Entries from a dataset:
-- start --

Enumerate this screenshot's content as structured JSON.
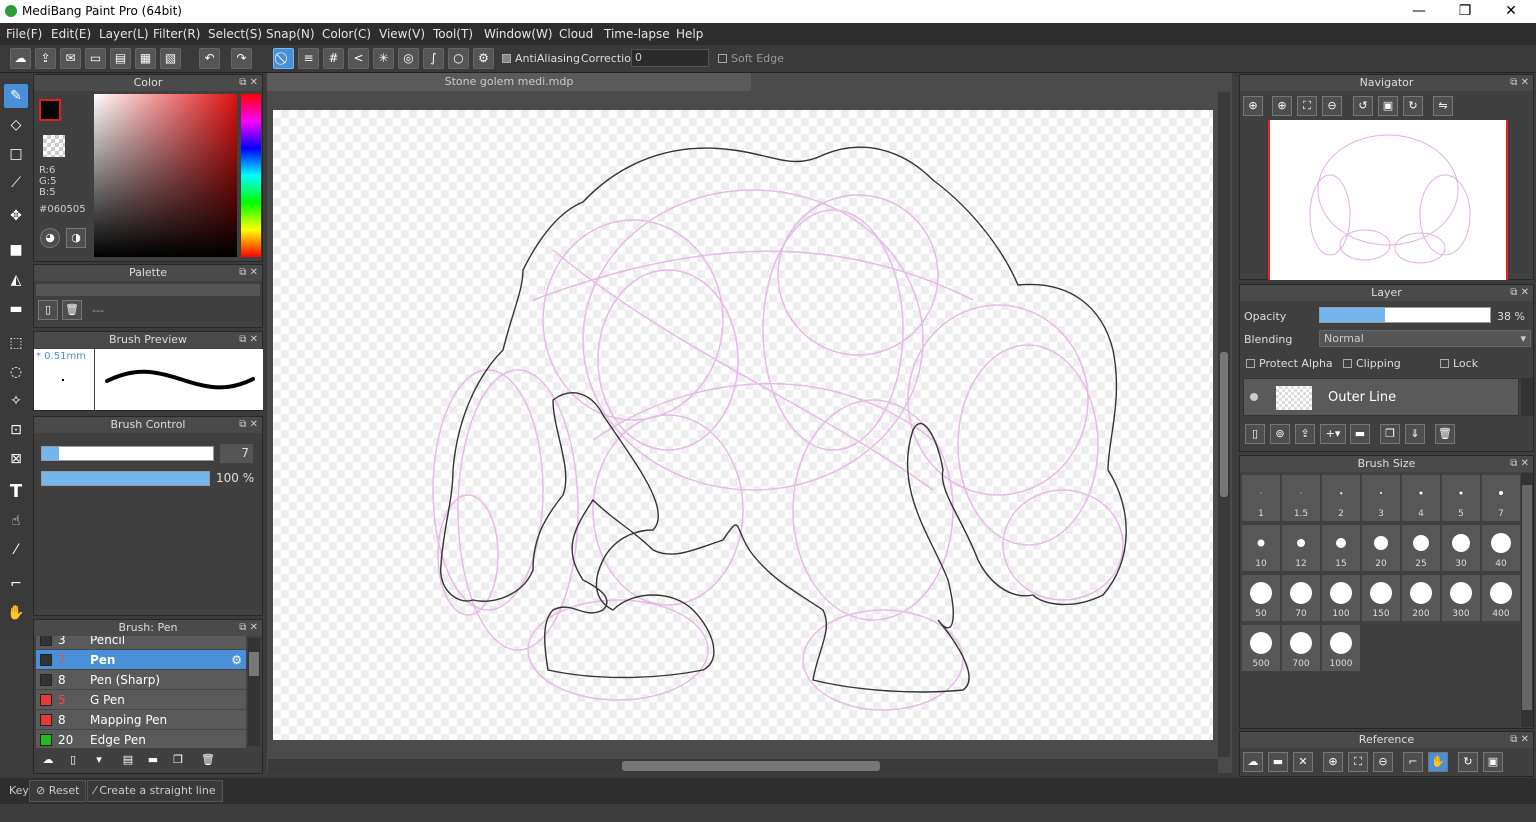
{
  "window": {
    "title": "MediBang Paint Pro (64bit)",
    "min": "—",
    "max": "❐",
    "close": "✕"
  },
  "menu": [
    "File(F)",
    "Edit(E)",
    "Layer(L)",
    "Filter(R)",
    "Select(S)",
    "Snap(N)",
    "Color(C)",
    "View(V)",
    "Tool(T)",
    "Window(W)",
    "Cloud",
    "Time-lapse",
    "Help"
  ],
  "toolbar": {
    "antialiasing": "AntiAliasing",
    "correction_label": "Correction",
    "correction_value": "0",
    "soft_edge": "Soft Edge"
  },
  "color_panel": {
    "title": "Color",
    "r": "R:6",
    "g": "G:5",
    "b": "B:5",
    "hex": "#060505",
    "fg": "#060505"
  },
  "palette_panel": {
    "title": "Palette",
    "placeholder": "---"
  },
  "brush_preview": {
    "title": "Brush Preview",
    "size": "* 0.51mm"
  },
  "brush_control": {
    "title": "Brush Control",
    "size": "7",
    "opacity": "100 %",
    "size_fraction": 0.1,
    "opacity_fraction": 1.0
  },
  "brush_list": {
    "title": "Brush: Pen",
    "items": [
      {
        "size": "3",
        "name": "Pencil",
        "color": "#333333"
      },
      {
        "size": "7",
        "name": "Pen",
        "color": "#333333",
        "selected": true
      },
      {
        "size": "8",
        "name": "Pen (Sharp)",
        "color": "#333333"
      },
      {
        "size": "5",
        "name": "G Pen",
        "color": "#e83a3a"
      },
      {
        "size": "8",
        "name": "Mapping Pen",
        "color": "#e83a3a"
      },
      {
        "size": "20",
        "name": "Edge Pen",
        "color": "#22bb22"
      }
    ]
  },
  "document": {
    "tab": "Stone golem medi.mdp"
  },
  "navigator": {
    "title": "Navigator"
  },
  "layer_panel": {
    "title": "Layer",
    "opacity_label": "Opacity",
    "opacity_value": "38 %",
    "opacity_fraction": 0.38,
    "blending_label": "Blending",
    "blending_value": "Normal",
    "protect_alpha": "Protect Alpha",
    "clipping": "Clipping",
    "lock": "Lock",
    "layer_name": "Outer Line"
  },
  "brush_size": {
    "title": "Brush Size",
    "sizes": [
      "1",
      "1.5",
      "2",
      "3",
      "4",
      "5",
      "7",
      "10",
      "12",
      "15",
      "20",
      "25",
      "30",
      "40",
      "50",
      "70",
      "100",
      "150",
      "200",
      "300",
      "400",
      "500",
      "700",
      "1000"
    ]
  },
  "reference": {
    "title": "Reference"
  },
  "status": {
    "key": "Key",
    "reset": "Reset",
    "straight": "Create a straight line"
  }
}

-- end --

Among the entries above, identify all lines with "title" and copy them.

    "title": "MediBang Paint Pro (64bit)",
    "title": "Color",
    "title": "Palette",
    "title": "Brush Preview",
    "title": "Brush Control",
    "title": "Brush: Pen",
    "title": "Navigator"
    "title": "Layer",
    "title": "Brush Size",
    "title": "Reference"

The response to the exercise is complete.